• [WHAT IS REQUIRED] List each line in which the string "text" appears.

• [Collection entries]
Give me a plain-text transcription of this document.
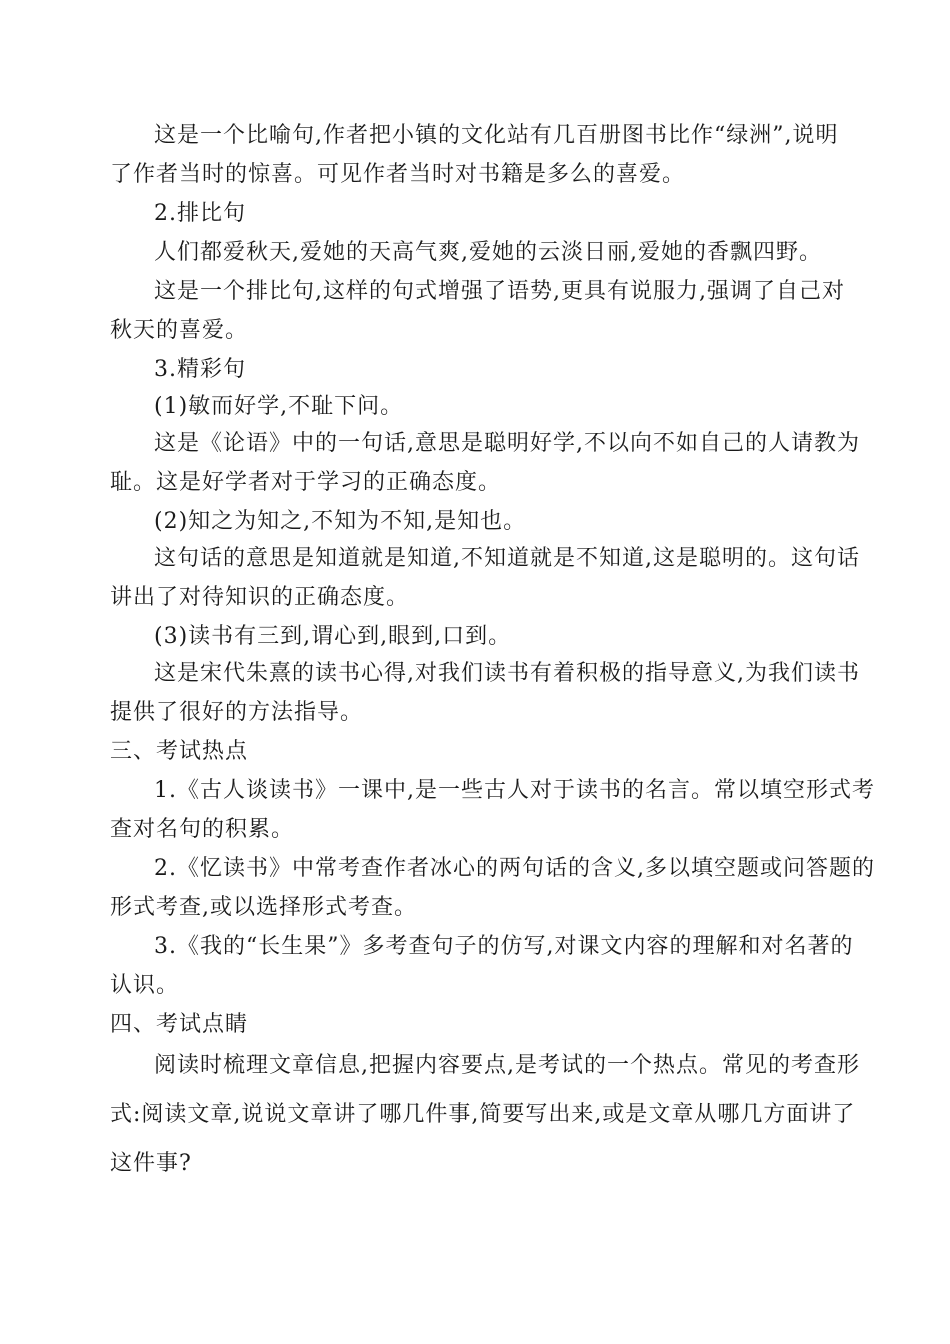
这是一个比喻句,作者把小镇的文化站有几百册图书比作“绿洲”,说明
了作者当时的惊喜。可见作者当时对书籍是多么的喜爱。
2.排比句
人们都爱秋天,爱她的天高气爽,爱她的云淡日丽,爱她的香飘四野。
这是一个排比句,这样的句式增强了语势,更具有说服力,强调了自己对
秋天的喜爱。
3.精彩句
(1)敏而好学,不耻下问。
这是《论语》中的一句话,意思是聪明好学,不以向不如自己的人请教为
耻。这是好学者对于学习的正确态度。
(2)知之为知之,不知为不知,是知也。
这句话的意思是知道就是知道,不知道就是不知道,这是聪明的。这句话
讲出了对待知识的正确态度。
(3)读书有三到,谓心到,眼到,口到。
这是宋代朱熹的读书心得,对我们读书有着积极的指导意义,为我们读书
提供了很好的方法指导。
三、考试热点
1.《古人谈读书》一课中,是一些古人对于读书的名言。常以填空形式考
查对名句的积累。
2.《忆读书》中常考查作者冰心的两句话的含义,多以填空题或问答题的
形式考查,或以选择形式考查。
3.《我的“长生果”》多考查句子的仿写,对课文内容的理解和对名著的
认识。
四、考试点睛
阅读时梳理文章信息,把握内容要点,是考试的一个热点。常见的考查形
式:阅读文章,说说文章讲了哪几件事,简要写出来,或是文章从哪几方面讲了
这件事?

--

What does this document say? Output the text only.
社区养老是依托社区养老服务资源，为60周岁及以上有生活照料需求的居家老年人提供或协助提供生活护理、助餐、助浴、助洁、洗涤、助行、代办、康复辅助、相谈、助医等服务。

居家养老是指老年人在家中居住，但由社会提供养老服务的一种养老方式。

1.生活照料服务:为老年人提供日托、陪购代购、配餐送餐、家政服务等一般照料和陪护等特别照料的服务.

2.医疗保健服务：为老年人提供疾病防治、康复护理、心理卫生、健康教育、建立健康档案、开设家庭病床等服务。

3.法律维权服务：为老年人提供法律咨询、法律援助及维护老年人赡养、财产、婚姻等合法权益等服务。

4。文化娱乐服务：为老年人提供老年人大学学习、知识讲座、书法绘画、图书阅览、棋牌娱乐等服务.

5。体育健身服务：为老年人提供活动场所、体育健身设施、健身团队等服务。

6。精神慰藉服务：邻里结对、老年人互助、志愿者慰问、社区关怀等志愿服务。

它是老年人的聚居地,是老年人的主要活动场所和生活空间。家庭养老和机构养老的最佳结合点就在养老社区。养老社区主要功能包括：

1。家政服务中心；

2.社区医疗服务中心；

--

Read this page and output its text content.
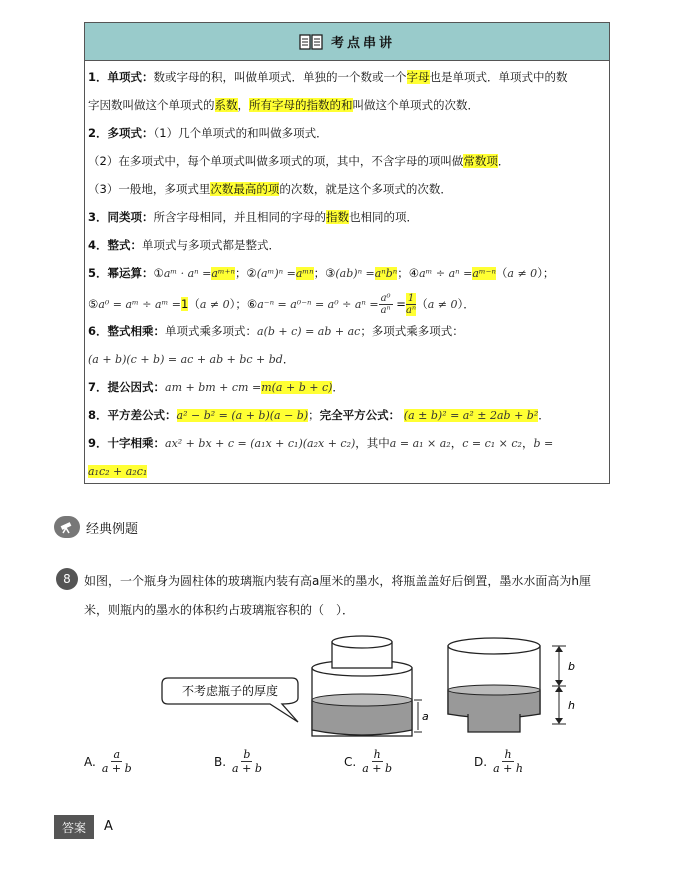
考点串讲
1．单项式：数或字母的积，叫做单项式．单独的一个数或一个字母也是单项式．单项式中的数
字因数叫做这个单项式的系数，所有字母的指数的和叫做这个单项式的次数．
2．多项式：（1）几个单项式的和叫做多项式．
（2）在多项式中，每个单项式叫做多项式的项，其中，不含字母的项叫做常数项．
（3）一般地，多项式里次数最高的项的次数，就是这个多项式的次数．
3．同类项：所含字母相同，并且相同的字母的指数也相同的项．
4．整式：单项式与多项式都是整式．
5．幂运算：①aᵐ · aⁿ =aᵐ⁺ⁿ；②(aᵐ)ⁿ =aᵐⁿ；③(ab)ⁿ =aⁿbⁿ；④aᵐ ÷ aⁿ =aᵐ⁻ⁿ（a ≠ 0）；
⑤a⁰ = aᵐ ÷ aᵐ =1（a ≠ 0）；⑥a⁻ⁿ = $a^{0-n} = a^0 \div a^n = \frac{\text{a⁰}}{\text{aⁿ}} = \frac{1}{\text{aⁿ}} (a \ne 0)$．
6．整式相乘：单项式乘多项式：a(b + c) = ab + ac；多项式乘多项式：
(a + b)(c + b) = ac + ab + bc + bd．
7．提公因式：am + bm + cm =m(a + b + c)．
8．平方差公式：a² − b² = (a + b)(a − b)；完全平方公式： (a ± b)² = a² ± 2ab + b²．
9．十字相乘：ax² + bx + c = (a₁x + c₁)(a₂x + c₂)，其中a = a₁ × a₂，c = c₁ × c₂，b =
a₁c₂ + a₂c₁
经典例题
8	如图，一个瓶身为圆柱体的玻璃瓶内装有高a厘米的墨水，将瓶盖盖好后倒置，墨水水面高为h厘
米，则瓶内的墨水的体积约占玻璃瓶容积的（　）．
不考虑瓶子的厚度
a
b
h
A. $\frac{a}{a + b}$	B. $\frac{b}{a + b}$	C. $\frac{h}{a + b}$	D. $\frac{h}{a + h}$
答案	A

• [TASK RESPONSE]
Give me a plain-text transcription of this document.
What does this document say? Output the text only.
Read this page and output its text content.
⑤a⁰ = aᵐ ÷ aᵐ =1（a ≠ 0）；⑥a⁻ⁿ = $a^{0-n} = a^0 \div a^n = \frac{\text{a⁰}}{\text{aⁿ}} = \frac{1}{\text{aⁿ}} (a \ne 0)$．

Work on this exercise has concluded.